**Exercise objective:**
Recast the paragraph beginning "Robinson's of Florida was a chain" from the Robinson's of Florida text as a short bulleted list of its main facts.

**Given passage:**
Robinson's of Florida was a chain of department stores on Florida's Gulf Coast and Orlando and based in St. Petersburg, Florida, starting with a store at Tyrone Square Mall in 1972. It had been founded in the 1970s as an attempt by Associated Dry Goods to emulate its upscale J. W. Robinson's stores of Southern California on the fast-growing Florida Gulf Coast. This newly created division grew to 10 locations. Rather than investing in the then-stagnant Florida market, May sold this division in 1987 to Baton Rouge based Maison Blanche. Seven of the former Robinson’s of Florida locations were subsequently sold by Maison Blanche to Dillard's* in 1991 while one was replaced and the other two became Gayfers** (which in turn was bought out by Dillard's in 1998) a year later because of Mercantile Stores.

**Supplied entries:**
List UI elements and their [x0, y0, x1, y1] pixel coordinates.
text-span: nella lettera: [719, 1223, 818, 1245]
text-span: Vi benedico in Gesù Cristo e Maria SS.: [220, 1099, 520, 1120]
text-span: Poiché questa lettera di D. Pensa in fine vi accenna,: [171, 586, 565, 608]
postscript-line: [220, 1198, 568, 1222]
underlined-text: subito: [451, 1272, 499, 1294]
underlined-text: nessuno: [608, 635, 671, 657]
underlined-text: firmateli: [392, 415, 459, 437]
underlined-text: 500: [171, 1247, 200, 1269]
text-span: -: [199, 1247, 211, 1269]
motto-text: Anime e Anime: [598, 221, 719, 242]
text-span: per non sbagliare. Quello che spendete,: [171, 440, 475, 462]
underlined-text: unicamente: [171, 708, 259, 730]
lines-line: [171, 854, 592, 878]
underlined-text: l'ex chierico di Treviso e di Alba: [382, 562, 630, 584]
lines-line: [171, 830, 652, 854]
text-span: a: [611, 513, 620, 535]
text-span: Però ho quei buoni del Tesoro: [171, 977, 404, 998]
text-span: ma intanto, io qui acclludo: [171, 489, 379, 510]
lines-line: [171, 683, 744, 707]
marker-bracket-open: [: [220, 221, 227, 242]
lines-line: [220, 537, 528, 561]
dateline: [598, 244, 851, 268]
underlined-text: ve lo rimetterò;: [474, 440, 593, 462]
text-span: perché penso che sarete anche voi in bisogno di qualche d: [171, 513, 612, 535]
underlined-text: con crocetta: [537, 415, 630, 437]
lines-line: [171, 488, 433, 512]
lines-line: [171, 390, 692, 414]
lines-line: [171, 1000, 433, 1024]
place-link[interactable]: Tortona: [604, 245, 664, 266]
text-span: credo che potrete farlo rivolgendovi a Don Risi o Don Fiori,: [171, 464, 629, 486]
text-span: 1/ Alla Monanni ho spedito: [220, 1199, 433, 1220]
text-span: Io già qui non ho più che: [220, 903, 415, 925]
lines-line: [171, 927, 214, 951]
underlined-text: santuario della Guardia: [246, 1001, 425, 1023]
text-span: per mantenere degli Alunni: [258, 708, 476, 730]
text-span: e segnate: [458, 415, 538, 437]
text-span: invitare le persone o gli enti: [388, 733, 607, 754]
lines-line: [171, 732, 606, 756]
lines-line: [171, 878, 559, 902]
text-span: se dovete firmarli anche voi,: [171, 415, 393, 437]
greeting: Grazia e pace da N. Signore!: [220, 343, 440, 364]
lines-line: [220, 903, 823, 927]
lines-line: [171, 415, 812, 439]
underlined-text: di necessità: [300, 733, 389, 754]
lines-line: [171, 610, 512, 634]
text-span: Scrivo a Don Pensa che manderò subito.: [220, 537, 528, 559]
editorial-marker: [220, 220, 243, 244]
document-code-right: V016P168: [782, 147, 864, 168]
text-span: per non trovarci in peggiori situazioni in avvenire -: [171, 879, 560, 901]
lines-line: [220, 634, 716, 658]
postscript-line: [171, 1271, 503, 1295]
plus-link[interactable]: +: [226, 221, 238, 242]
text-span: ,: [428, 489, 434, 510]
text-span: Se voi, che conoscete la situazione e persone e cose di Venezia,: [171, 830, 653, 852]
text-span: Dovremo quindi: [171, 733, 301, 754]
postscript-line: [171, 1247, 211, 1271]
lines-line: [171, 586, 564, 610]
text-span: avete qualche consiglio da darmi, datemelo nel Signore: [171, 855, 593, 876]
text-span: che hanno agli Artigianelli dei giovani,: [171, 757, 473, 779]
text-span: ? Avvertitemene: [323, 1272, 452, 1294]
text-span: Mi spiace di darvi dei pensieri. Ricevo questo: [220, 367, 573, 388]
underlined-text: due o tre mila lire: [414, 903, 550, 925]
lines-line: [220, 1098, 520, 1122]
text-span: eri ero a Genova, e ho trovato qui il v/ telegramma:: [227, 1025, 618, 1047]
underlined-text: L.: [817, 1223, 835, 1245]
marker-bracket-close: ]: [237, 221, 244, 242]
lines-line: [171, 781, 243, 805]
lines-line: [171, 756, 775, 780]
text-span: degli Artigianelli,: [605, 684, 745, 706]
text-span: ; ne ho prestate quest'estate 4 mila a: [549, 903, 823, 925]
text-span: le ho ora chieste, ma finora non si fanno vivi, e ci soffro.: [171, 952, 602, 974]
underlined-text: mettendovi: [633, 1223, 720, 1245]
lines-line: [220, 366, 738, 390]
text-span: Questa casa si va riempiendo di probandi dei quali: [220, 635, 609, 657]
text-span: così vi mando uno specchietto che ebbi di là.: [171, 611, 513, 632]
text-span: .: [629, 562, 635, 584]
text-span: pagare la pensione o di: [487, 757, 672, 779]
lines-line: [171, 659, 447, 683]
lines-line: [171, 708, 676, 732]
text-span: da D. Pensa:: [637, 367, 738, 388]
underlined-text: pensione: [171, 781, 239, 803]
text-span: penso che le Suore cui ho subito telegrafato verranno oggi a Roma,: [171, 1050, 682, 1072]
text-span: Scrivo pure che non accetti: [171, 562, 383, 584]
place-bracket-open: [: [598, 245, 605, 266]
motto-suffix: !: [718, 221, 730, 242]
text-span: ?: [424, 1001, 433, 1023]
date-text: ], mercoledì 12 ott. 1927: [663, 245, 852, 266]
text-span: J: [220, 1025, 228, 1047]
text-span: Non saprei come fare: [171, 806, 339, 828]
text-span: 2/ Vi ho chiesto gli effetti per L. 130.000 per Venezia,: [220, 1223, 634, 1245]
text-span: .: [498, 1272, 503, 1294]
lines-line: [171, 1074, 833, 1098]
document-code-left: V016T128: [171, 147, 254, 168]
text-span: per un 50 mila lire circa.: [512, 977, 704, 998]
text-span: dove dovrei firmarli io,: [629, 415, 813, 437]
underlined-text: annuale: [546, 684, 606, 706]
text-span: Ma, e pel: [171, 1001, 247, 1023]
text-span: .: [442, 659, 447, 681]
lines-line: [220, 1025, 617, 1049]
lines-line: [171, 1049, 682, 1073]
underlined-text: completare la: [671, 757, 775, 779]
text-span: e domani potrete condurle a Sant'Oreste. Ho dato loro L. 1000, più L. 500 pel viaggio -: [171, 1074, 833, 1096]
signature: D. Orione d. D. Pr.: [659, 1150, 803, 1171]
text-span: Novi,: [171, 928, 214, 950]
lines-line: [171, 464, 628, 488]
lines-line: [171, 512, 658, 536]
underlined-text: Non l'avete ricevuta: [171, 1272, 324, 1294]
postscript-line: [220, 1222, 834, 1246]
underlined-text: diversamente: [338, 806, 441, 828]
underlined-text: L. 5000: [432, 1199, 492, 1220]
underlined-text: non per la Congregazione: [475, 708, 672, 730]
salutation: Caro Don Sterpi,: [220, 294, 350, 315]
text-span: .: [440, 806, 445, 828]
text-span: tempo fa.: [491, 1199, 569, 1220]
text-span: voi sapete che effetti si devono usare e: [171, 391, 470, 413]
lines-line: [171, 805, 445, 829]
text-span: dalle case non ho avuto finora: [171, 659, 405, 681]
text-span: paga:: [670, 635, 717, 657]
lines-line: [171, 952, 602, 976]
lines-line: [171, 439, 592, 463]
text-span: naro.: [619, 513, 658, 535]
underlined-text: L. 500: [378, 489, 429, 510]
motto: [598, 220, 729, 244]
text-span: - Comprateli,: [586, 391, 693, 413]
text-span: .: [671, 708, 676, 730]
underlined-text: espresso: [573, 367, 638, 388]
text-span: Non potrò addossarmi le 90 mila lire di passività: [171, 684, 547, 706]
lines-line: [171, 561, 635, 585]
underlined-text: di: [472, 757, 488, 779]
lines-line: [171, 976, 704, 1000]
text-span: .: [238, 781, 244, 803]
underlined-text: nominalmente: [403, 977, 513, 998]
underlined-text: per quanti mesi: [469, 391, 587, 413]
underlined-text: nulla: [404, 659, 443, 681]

**Completed exercise:**
- Robinson's of Florida was a department store chain on Florida's Gulf Coast and in Orlando, based in St. Petersburg.
- Its first store opened at Tyrone Square Mall in 1972.
- Associated Dry Goods created it to emulate its upscale J. W. Robinson's stores of Southern California.
- The division grew to 10 locations.
- In 1987 it was sold to Maison Blanche of Baton Rouge.
- In 1991 Maison Blanche sold seven of the locations to Dillard's.
- Of the remaining three, one was replaced. The other two became Gayfers stores a year later, and Dillard's bought out Gayfers in 1998.